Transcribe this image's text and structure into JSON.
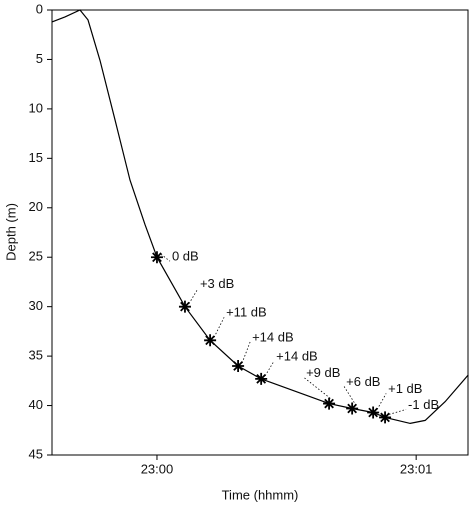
{
  "chart_data": {
    "type": "line",
    "xlabel": "Time (hhmm)",
    "ylabel": "Depth (m)",
    "x": [
      1379.595,
      1379.645,
      1379.703,
      1379.734,
      1379.78,
      1379.838,
      1379.896,
      1379.954,
      1380.0,
      1380.108,
      1380.205,
      1380.313,
      1380.402,
      1380.664,
      1380.753,
      1380.834,
      1380.88,
      1380.977,
      1381.035,
      1381.112,
      1381.201
    ],
    "series": [
      {
        "color": "#000000",
        "values": [
          1.2,
          0.7,
          0,
          1.0,
          5.1,
          11.1,
          17.2,
          21.7,
          25.0,
          30.0,
          33.4,
          36.0,
          37.3,
          39.8,
          40.3,
          40.7,
          41.2,
          41.8,
          41.5,
          39.6,
          36.9
        ]
      }
    ],
    "markers": {
      "x": [
        1380.0,
        1380.108,
        1380.205,
        1380.313,
        1380.402,
        1380.664,
        1380.753,
        1380.834,
        1380.88
      ],
      "values": [
        25.0,
        30.0,
        33.4,
        36.0,
        37.3,
        39.8,
        40.3,
        40.7,
        41.2
      ],
      "labels": [
        "0 dB",
        "+3 dB",
        "+11 dB",
        "+14 dB",
        "+14 dB",
        "+9 dB",
        "+6 dB",
        "+1 dB",
        "-1 dB"
      ]
    },
    "xlim": [
      1379.595,
      1381.2
    ],
    "xticks": [
      {
        "value": 1380,
        "label": "23:00"
      },
      {
        "value": 1381,
        "label": "23:01"
      }
    ],
    "ylim": [
      0,
      45
    ],
    "yaxis_inverted": true,
    "yticks": [
      0,
      5,
      10,
      15,
      20,
      25,
      30,
      35,
      40,
      45
    ]
  }
}
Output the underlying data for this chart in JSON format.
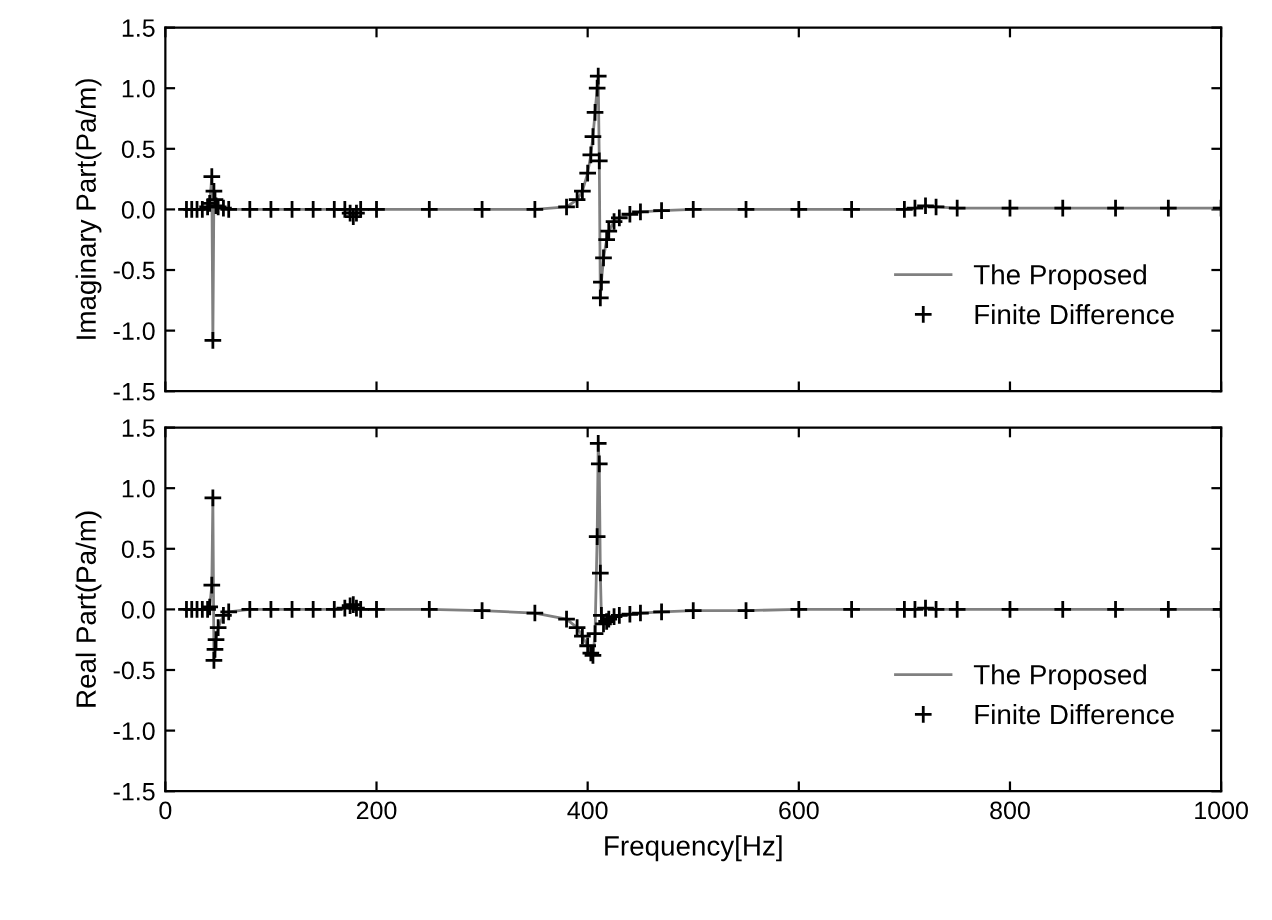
{
  "chart_data": [
    {
      "type": "line",
      "ylabel": "Imaginary Part(Pa/m)",
      "xlim": [
        0,
        1000
      ],
      "xticks": [
        0,
        200,
        400,
        600,
        800,
        1000
      ],
      "ylim": [
        -1.5,
        1.5
      ],
      "yticks": [
        -1.5,
        {
          "value": -1,
          "label": "-1.0"
        },
        -0.5,
        {
          "value": 0,
          "label": "0.0"
        },
        0.5,
        {
          "value": 1,
          "label": "1.0"
        },
        1.5
      ],
      "tick_labels": "y",
      "legend": "bottom right",
      "grid": false,
      "x": [
        20,
        25,
        30,
        35,
        40,
        42,
        44,
        45,
        46,
        47,
        48,
        50,
        55,
        60,
        80,
        100,
        120,
        140,
        160,
        170,
        175,
        178,
        181,
        185,
        200,
        250,
        300,
        350,
        380,
        390,
        395,
        400,
        403,
        405,
        407,
        409,
        410,
        411,
        412,
        413,
        415,
        418,
        420,
        425,
        430,
        440,
        450,
        470,
        500,
        550,
        600,
        650,
        700,
        710,
        720,
        730,
        750,
        800,
        850,
        900,
        950,
        1000
      ],
      "series": [
        {
          "name": "The Proposed",
          "color": "#808080",
          "line_style": "solid",
          "marker": "none",
          "values": [
            0,
            0,
            0,
            0,
            0.02,
            0.05,
            0.27,
            -1.08,
            0.15,
            0.08,
            0.03,
            0.02,
            0.01,
            0,
            0,
            0,
            0,
            0,
            0,
            0,
            -0.03,
            -0.06,
            -0.03,
            0,
            0,
            0,
            0,
            0,
            0.02,
            0.08,
            0.15,
            0.3,
            0.45,
            0.6,
            0.8,
            1.0,
            1.1,
            0.4,
            -0.73,
            -0.6,
            -0.4,
            -0.25,
            -0.18,
            -0.1,
            -0.07,
            -0.04,
            -0.02,
            -0.01,
            0,
            0,
            0,
            0,
            0,
            0.01,
            0.03,
            0.02,
            0.01,
            0.01,
            0.01,
            0.01,
            0.01,
            0.01
          ]
        },
        {
          "name": "Finite Difference",
          "type": "scatter",
          "color": "#000000",
          "marker": "cross",
          "values": [
            0,
            0,
            0,
            0,
            0.02,
            0.05,
            0.27,
            -1.08,
            0.15,
            0.08,
            0.03,
            0.02,
            0.01,
            0,
            0,
            0,
            0,
            0,
            0,
            0,
            -0.03,
            -0.06,
            -0.03,
            0,
            0,
            0,
            0,
            0,
            0.02,
            0.08,
            0.15,
            0.3,
            0.45,
            0.6,
            0.8,
            1.0,
            1.1,
            0.4,
            -0.73,
            -0.6,
            -0.4,
            -0.25,
            -0.18,
            -0.1,
            -0.07,
            -0.04,
            -0.02,
            -0.01,
            0,
            0,
            0,
            0,
            0,
            0.01,
            0.03,
            0.02,
            0.01,
            0.01,
            0.01,
            0.01,
            0.01,
            0.01
          ]
        }
      ]
    },
    {
      "type": "line",
      "ylabel": "Real Part(Pa/m)",
      "xlabel": "Frequency[Hz]",
      "xlim": [
        0,
        1000
      ],
      "xticks": [
        0,
        200,
        400,
        600,
        800,
        1000
      ],
      "ylim": [
        -1.5,
        1.5
      ],
      "yticks": [
        -1.5,
        {
          "value": -1,
          "label": "-1.0"
        },
        -0.5,
        {
          "value": 0,
          "label": "0.0"
        },
        0.5,
        {
          "value": 1,
          "label": "1.0"
        },
        1.5
      ],
      "legend": "bottom right",
      "grid": false,
      "x": [
        20,
        25,
        30,
        35,
        40,
        42,
        44,
        45,
        46,
        47,
        48,
        50,
        55,
        60,
        80,
        100,
        120,
        140,
        160,
        170,
        175,
        178,
        181,
        185,
        200,
        250,
        300,
        350,
        380,
        390,
        395,
        400,
        403,
        405,
        407,
        409,
        410,
        411,
        412,
        413,
        415,
        418,
        420,
        425,
        430,
        440,
        450,
        470,
        500,
        550,
        600,
        650,
        700,
        710,
        720,
        730,
        750,
        800,
        850,
        900,
        950,
        1000
      ],
      "series": [
        {
          "name": "The Proposed",
          "color": "#808080",
          "line_style": "solid",
          "marker": "none",
          "values": [
            0,
            0,
            0,
            0,
            0,
            0.02,
            0.2,
            0.92,
            -0.42,
            -0.33,
            -0.25,
            -0.15,
            -0.05,
            -0.02,
            0,
            0,
            0,
            0,
            0,
            0.01,
            0.03,
            0.04,
            0.01,
            0,
            0,
            0,
            -0.01,
            -0.03,
            -0.08,
            -0.15,
            -0.22,
            -0.3,
            -0.36,
            -0.38,
            -0.2,
            0.6,
            1.37,
            1.2,
            0.3,
            -0.05,
            -0.12,
            -0.1,
            -0.08,
            -0.06,
            -0.05,
            -0.04,
            -0.03,
            -0.02,
            -0.01,
            -0.01,
            0,
            0,
            0,
            0,
            0.01,
            0,
            0,
            0,
            0,
            0,
            0,
            0
          ]
        },
        {
          "name": "Finite Difference",
          "type": "scatter",
          "color": "#000000",
          "marker": "cross",
          "values": [
            0,
            0,
            0,
            0,
            0,
            0.02,
            0.2,
            0.92,
            -0.42,
            -0.33,
            -0.25,
            -0.15,
            -0.05,
            -0.02,
            0,
            0,
            0,
            0,
            0,
            0.01,
            0.03,
            0.04,
            0.01,
            0,
            0,
            0,
            -0.01,
            -0.03,
            -0.08,
            -0.15,
            -0.22,
            -0.3,
            -0.36,
            -0.38,
            -0.2,
            0.6,
            1.37,
            1.2,
            0.3,
            -0.05,
            -0.12,
            -0.1,
            -0.08,
            -0.06,
            -0.05,
            -0.04,
            -0.03,
            -0.02,
            -0.01,
            -0.01,
            0,
            0,
            0,
            0,
            0.01,
            0,
            0,
            0,
            0,
            0,
            0,
            0
          ]
        }
      ]
    }
  ]
}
....................
EXERCISE GOAL
Filter the entries above down to the lines containing the word "ylabel".

ANSWER IN FULL
    "ylabel": "Depth (m)",
      "ylabel": "Imaginary Part(Pa/m)",
      "ylabel": "Real Part(Pa/m)",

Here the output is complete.